◆ TASK ◆
The records are to be restated in their entirety, word for word.

··· EXCERPTED RECORDS

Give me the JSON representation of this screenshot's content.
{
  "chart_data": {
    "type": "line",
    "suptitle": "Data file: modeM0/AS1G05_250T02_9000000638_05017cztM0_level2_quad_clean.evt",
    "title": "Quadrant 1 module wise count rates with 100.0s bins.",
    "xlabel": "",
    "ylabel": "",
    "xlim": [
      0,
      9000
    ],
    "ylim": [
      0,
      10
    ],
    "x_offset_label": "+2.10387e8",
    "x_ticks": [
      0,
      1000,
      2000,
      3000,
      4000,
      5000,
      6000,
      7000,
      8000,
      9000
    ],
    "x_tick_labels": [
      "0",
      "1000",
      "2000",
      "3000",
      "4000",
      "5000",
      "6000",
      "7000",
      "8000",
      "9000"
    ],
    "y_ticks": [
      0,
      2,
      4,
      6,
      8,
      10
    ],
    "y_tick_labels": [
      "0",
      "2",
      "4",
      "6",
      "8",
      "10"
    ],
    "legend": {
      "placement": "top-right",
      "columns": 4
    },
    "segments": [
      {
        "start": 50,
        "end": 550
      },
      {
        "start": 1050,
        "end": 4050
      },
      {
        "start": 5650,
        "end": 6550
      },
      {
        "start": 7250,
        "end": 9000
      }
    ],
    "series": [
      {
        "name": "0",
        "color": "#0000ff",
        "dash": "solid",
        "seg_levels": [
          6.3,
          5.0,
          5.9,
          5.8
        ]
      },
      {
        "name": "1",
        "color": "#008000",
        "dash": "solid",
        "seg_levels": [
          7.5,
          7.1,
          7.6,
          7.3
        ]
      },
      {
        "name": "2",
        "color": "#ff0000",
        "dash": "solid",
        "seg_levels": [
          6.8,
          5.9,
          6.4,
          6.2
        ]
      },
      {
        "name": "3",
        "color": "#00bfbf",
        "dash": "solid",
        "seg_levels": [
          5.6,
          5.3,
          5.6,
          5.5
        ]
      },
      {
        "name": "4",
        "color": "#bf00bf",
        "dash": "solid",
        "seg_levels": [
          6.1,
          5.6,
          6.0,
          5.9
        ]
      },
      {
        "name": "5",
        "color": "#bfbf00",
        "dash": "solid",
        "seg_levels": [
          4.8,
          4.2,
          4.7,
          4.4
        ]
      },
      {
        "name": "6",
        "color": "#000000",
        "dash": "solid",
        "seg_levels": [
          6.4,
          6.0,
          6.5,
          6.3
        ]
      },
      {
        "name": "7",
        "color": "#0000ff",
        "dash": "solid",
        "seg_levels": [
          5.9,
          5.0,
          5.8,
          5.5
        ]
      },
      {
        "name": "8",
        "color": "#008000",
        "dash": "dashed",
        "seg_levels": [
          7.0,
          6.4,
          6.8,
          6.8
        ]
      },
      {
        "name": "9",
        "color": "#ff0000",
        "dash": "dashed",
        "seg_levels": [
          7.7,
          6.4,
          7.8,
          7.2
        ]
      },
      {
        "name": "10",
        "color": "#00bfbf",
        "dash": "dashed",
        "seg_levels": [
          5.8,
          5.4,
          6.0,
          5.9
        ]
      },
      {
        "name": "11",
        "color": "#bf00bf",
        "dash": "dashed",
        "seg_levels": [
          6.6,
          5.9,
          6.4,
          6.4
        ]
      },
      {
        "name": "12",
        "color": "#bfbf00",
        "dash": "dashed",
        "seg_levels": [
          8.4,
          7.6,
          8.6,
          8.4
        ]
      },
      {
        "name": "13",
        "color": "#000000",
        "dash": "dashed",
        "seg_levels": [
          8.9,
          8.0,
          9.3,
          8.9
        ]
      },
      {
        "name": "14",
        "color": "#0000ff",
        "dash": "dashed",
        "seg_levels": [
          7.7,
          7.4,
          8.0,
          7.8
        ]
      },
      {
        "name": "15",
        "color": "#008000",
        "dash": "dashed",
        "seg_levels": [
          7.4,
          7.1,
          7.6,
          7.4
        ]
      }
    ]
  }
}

······

◆ ANSWER TO THIS PROBLEM ◆
Give me the JSON representation of this screenshot's content.
{
  "chart_data": {
    "type": "line",
    "suptitle": "Data file: modeM0/AS1G05_250T02_9000000638_05017cztM0_level2_quad_clean.evt",
    "title": "Quadrant 1 module wise count rates with 100.0s bins.",
    "xlabel": "",
    "ylabel": "",
    "xlim": [
      0,
      9000
    ],
    "ylim": [
      0,
      10
    ],
    "x_offset_label": "+2.10387e8",
    "x_ticks": [
      0,
      1000,
      2000,
      3000,
      4000,
      5000,
      6000,
      7000,
      8000,
      9000
    ],
    "x_tick_labels": [
      "0",
      "1000",
      "2000",
      "3000",
      "4000",
      "5000",
      "6000",
      "7000",
      "8000",
      "9000"
    ],
    "y_ticks": [
      0,
      2,
      4,
      6,
      8,
      10
    ],
    "y_tick_labels": [
      "0",
      "2",
      "4",
      "6",
      "8",
      "10"
    ],
    "legend": {
      "placement": "top-right",
      "columns": 4
    },
    "segments": [
      {
        "start": 50,
        "end": 550
      },
      {
        "start": 1050,
        "end": 4050
      },
      {
        "start": 5650,
        "end": 6550
      },
      {
        "start": 7250,
        "end": 9000
      }
    ],
    "series": [
      {
        "name": "0",
        "color": "#0000ff",
        "dash": "solid",
        "seg_levels": [
          6.3,
          5.0,
          5.9,
          5.8
        ]
      },
      {
        "name": "1",
        "color": "#008000",
        "dash": "solid",
        "seg_levels": [
          7.5,
          7.1,
          7.6,
          7.3
        ]
      },
      {
        "name": "2",
        "color": "#ff0000",
        "dash": "solid",
        "seg_levels": [
          6.8,
          5.9,
          6.4,
          6.2
        ]
      },
      {
        "name": "3",
        "color": "#00bfbf",
        "dash": "solid",
        "seg_levels": [
          5.6,
          5.3,
          5.6,
          5.5
        ]
      },
      {
        "name": "4",
        "color": "#bf00bf",
        "dash": "solid",
        "seg_levels": [
          6.1,
          5.6,
          6.0,
          5.9
        ]
      },
      {
        "name": "5",
        "color": "#bfbf00",
        "dash": "solid",
        "seg_levels": [
          4.8,
          4.2,
          4.7,
          4.4
        ]
      },
      {
        "name": "6",
        "color": "#000000",
        "dash": "solid",
        "seg_levels": [
          6.4,
          6.0,
          6.5,
          6.3
        ]
      },
      {
        "name": "7",
        "color": "#0000ff",
        "dash": "solid",
        "seg_levels": [
          5.9,
          5.0,
          5.8,
          5.5
        ]
      },
      {
        "name": "8",
        "color": "#008000",
        "dash": "dashed",
        "seg_levels": [
          7.0,
          6.4,
          6.8,
          6.8
        ]
      },
      {
        "name": "9",
        "color": "#ff0000",
        "dash": "dashed",
        "seg_levels": [
          7.7,
          6.4,
          7.8,
          7.2
        ]
      },
      {
        "name": "10",
        "color": "#00bfbf",
        "dash": "dashed",
        "seg_levels": [
          5.8,
          5.4,
          6.0,
          5.9
        ]
      },
      {
        "name": "11",
        "color": "#bf00bf",
        "dash": "dashed",
        "seg_levels": [
          6.6,
          5.9,
          6.4,
          6.4
        ]
      },
      {
        "name": "12",
        "color": "#bfbf00",
        "dash": "dashed",
        "seg_levels": [
          8.4,
          7.6,
          8.6,
          8.4
        ]
      },
      {
        "name": "13",
        "color": "#000000",
        "dash": "dashed",
        "seg_levels": [
          8.9,
          8.0,
          9.3,
          8.9
        ]
      },
      {
        "name": "14",
        "color": "#0000ff",
        "dash": "dashed",
        "seg_levels": [
          7.7,
          7.4,
          8.0,
          7.8
        ]
      },
      {
        "name": "15",
        "color": "#008000",
        "dash": "dashed",
        "seg_levels": [
          7.4,
          7.1,
          7.6,
          7.4
        ]
      }
    ]
  }
}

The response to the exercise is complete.